Data entries ▸

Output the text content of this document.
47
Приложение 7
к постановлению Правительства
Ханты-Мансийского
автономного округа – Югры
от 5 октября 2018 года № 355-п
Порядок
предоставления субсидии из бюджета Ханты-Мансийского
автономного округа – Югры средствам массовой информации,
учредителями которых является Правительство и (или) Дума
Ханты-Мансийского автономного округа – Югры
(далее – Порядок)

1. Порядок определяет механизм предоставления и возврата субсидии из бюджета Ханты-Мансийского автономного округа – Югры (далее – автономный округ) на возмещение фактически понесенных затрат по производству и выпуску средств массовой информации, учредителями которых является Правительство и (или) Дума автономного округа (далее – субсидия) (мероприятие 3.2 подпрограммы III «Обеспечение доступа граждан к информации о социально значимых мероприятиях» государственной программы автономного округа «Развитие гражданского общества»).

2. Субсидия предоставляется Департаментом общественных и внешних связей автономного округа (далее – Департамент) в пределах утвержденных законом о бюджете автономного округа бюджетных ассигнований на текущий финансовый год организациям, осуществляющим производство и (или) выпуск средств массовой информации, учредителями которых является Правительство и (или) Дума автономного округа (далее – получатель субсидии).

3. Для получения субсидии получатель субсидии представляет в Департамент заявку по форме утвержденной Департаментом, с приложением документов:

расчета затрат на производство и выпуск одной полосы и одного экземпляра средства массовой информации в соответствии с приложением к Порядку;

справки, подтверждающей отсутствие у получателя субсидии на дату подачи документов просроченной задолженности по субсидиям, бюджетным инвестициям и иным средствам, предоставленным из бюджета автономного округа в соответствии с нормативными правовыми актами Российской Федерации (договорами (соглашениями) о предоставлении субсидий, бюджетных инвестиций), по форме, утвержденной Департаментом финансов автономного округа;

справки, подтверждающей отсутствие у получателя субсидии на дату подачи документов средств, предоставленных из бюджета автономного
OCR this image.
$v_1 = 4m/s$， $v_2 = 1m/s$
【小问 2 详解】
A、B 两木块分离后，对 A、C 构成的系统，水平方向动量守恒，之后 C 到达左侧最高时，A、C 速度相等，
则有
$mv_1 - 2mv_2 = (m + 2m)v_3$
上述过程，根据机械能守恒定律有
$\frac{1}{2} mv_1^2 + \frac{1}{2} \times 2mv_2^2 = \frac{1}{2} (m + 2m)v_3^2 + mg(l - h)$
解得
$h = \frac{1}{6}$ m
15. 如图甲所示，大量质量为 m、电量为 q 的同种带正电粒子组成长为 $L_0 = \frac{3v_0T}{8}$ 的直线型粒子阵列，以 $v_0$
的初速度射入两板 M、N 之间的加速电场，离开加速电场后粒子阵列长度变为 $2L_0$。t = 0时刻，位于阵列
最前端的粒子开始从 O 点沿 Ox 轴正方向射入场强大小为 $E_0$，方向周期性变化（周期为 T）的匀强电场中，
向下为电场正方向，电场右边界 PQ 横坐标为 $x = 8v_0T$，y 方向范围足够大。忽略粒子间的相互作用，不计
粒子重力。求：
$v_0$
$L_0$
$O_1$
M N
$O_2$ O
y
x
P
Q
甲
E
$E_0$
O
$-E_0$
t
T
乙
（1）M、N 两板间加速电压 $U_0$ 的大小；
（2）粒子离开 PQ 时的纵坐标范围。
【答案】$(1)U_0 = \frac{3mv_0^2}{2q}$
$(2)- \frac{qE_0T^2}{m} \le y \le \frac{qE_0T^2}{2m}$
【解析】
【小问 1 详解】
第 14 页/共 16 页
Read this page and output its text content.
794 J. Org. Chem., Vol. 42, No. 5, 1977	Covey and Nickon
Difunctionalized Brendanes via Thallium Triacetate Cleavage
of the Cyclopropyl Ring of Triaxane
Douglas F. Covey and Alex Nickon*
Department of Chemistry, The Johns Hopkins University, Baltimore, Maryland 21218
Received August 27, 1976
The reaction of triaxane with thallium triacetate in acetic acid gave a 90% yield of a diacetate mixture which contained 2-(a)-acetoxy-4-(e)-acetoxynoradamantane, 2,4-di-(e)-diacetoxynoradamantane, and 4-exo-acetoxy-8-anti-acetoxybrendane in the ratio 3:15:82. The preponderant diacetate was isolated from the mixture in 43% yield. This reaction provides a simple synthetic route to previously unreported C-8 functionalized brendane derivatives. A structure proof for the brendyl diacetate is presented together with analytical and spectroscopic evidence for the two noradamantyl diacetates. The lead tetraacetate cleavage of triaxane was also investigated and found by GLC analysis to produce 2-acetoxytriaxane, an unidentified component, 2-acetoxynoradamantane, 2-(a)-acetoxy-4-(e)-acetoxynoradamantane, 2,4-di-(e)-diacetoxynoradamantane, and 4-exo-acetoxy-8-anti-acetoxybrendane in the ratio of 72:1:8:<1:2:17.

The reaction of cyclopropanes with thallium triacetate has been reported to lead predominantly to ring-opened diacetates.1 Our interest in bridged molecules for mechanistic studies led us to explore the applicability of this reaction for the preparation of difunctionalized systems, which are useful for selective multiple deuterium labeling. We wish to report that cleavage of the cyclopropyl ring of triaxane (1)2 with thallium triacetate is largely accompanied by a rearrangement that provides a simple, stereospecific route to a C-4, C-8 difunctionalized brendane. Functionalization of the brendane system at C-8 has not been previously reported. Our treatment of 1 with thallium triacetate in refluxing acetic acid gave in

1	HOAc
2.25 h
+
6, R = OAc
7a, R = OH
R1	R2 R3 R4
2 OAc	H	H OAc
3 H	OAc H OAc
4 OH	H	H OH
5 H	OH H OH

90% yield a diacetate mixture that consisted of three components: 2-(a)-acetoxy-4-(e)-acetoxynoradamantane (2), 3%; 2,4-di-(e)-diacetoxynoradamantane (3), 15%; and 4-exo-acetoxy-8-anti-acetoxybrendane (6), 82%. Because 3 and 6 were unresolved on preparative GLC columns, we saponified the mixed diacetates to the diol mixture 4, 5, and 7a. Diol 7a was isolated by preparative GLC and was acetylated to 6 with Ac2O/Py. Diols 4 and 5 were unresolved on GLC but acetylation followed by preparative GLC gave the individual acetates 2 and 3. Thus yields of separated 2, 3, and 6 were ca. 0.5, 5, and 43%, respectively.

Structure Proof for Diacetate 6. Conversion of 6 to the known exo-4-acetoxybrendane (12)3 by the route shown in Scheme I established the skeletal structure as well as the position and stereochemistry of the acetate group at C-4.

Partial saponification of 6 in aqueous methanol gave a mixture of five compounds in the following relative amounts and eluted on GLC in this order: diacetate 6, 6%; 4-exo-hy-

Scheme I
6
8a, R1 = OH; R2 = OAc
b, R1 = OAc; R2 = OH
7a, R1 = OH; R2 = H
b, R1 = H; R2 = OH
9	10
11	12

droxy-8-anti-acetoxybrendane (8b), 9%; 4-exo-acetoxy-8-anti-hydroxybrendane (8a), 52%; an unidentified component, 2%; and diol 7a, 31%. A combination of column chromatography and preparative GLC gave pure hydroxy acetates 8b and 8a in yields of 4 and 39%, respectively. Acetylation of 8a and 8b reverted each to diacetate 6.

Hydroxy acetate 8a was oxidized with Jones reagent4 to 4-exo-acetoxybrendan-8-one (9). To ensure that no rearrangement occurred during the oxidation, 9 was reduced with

PROBLEM ▸
Look over the listing. Pull out every line with the string "content" in it.

ANSWER TO THIS TASK ▸
Output the text content of this document.
Read this page and output its text content.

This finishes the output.